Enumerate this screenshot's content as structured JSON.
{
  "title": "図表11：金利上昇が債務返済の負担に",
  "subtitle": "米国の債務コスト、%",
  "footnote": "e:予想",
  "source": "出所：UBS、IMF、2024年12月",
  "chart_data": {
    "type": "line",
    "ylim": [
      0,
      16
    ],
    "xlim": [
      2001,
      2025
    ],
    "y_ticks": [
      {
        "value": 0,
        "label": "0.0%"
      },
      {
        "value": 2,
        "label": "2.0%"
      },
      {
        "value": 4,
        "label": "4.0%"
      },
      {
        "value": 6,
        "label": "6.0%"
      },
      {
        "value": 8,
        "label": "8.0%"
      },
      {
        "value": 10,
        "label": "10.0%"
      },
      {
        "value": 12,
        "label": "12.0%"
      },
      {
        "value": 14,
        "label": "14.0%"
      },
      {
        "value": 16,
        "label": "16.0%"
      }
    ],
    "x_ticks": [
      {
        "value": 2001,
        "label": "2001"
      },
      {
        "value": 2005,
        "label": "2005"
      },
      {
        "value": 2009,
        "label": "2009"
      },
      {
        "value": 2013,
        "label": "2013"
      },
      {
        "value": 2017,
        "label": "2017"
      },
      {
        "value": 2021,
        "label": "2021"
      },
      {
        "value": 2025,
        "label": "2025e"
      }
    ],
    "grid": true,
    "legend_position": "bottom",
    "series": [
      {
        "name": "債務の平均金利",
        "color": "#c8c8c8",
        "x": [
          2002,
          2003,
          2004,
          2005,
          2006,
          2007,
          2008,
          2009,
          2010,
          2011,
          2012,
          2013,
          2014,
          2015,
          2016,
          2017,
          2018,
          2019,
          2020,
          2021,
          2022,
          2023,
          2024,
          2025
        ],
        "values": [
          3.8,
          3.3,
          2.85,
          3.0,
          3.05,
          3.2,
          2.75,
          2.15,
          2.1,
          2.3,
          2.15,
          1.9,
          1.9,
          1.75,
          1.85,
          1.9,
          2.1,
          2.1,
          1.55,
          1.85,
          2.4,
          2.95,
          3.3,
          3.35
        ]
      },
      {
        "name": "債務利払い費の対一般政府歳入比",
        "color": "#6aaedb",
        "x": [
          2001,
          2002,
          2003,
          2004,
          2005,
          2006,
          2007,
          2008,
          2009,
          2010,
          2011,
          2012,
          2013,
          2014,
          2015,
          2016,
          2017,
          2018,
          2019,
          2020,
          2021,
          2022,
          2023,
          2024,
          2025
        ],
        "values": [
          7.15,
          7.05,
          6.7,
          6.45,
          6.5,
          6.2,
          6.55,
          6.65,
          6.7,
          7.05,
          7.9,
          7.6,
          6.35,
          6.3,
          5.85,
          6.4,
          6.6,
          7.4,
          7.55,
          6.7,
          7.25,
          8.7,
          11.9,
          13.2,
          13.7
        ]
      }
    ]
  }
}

### Work to complete
Print every record exactly as it was given.

### Exercise solution
Enumerate this screenshot's content as structured JSON.
{
  "title": "図表11：金利上昇が債務返済の負担に",
  "subtitle": "米国の債務コスト、%",
  "footnote": "e:予想",
  "source": "出所：UBS、IMF、2024年12月",
  "chart_data": {
    "type": "line",
    "ylim": [
      0,
      16
    ],
    "xlim": [
      2001,
      2025
    ],
    "y_ticks": [
      {
        "value": 0,
        "label": "0.0%"
      },
      {
        "value": 2,
        "label": "2.0%"
      },
      {
        "value": 4,
        "label": "4.0%"
      },
      {
        "value": 6,
        "label": "6.0%"
      },
      {
        "value": 8,
        "label": "8.0%"
      },
      {
        "value": 10,
        "label": "10.0%"
      },
      {
        "value": 12,
        "label": "12.0%"
      },
      {
        "value": 14,
        "label": "14.0%"
      },
      {
        "value": 16,
        "label": "16.0%"
      }
    ],
    "x_ticks": [
      {
        "value": 2001,
        "label": "2001"
      },
      {
        "value": 2005,
        "label": "2005"
      },
      {
        "value": 2009,
        "label": "2009"
      },
      {
        "value": 2013,
        "label": "2013"
      },
      {
        "value": 2017,
        "label": "2017"
      },
      {
        "value": 2021,
        "label": "2021"
      },
      {
        "value": 2025,
        "label": "2025e"
      }
    ],
    "grid": true,
    "legend_position": "bottom",
    "series": [
      {
        "name": "債務の平均金利",
        "color": "#c8c8c8",
        "x": [
          2002,
          2003,
          2004,
          2005,
          2006,
          2007,
          2008,
          2009,
          2010,
          2011,
          2012,
          2013,
          2014,
          2015,
          2016,
          2017,
          2018,
          2019,
          2020,
          2021,
          2022,
          2023,
          2024,
          2025
        ],
        "values": [
          3.8,
          3.3,
          2.85,
          3.0,
          3.05,
          3.2,
          2.75,
          2.15,
          2.1,
          2.3,
          2.15,
          1.9,
          1.9,
          1.75,
          1.85,
          1.9,
          2.1,
          2.1,
          1.55,
          1.85,
          2.4,
          2.95,
          3.3,
          3.35
        ]
      },
      {
        "name": "債務利払い費の対一般政府歳入比",
        "color": "#6aaedb",
        "x": [
          2001,
          2002,
          2003,
          2004,
          2005,
          2006,
          2007,
          2008,
          2009,
          2010,
          2011,
          2012,
          2013,
          2014,
          2015,
          2016,
          2017,
          2018,
          2019,
          2020,
          2021,
          2022,
          2023,
          2024,
          2025
        ],
        "values": [
          7.15,
          7.05,
          6.7,
          6.45,
          6.5,
          6.2,
          6.55,
          6.65,
          6.7,
          7.05,
          7.9,
          7.6,
          6.35,
          6.3,
          5.85,
          6.4,
          6.6,
          7.4,
          7.55,
          6.7,
          7.25,
          8.7,
          11.9,
          13.2,
          13.7
        ]
      }
    ]
  }
}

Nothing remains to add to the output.